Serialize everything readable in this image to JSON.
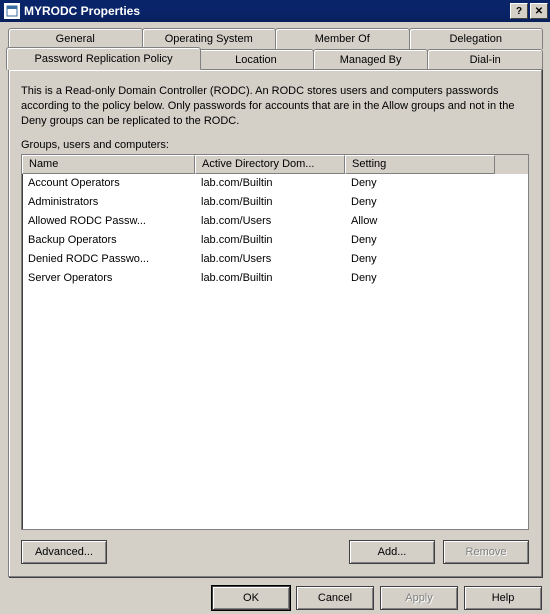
{
  "titlebar": {
    "title": "MYRODC Properties"
  },
  "tabs": {
    "row1": [
      "General",
      "Operating System",
      "Member Of",
      "Delegation"
    ],
    "row2": [
      "Password Replication Policy",
      "Location",
      "Managed By",
      "Dial-in"
    ],
    "active": "Password Replication Policy"
  },
  "panel": {
    "description": "This is a Read-only Domain Controller (RODC).  An RODC stores users and computers passwords according to the policy below.  Only passwords for accounts that are in the Allow groups and not in the Deny groups can be replicated to the RODC.",
    "list_label": "Groups, users and computers:",
    "columns": [
      "Name",
      "Active Directory Dom...",
      "Setting"
    ],
    "rows": [
      {
        "name": "Account Operators",
        "domain": "lab.com/Builtin",
        "setting": "Deny"
      },
      {
        "name": "Administrators",
        "domain": "lab.com/Builtin",
        "setting": "Deny"
      },
      {
        "name": "Allowed RODC Passw...",
        "domain": "lab.com/Users",
        "setting": "Allow"
      },
      {
        "name": "Backup Operators",
        "domain": "lab.com/Builtin",
        "setting": "Deny"
      },
      {
        "name": "Denied RODC Passwo...",
        "domain": "lab.com/Users",
        "setting": "Deny"
      },
      {
        "name": "Server Operators",
        "domain": "lab.com/Builtin",
        "setting": "Deny"
      }
    ],
    "buttons": {
      "advanced": "Advanced...",
      "add": "Add...",
      "remove": "Remove"
    }
  },
  "dialog_buttons": {
    "ok": "OK",
    "cancel": "Cancel",
    "apply": "Apply",
    "help": "Help"
  }
}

·····

### Directions for this task
Copy each line of the preceding data that contains the string "computers".

### Exercise output
    "description": "This is a Read-only Domain Controller (RODC).  An RODC stores users and computers passwords according to the policy below.  Only passwords for accounts that are in the Allow groups and not in the Deny groups can be replicated to the RODC.",
    "list_label": "Groups, users and computers:",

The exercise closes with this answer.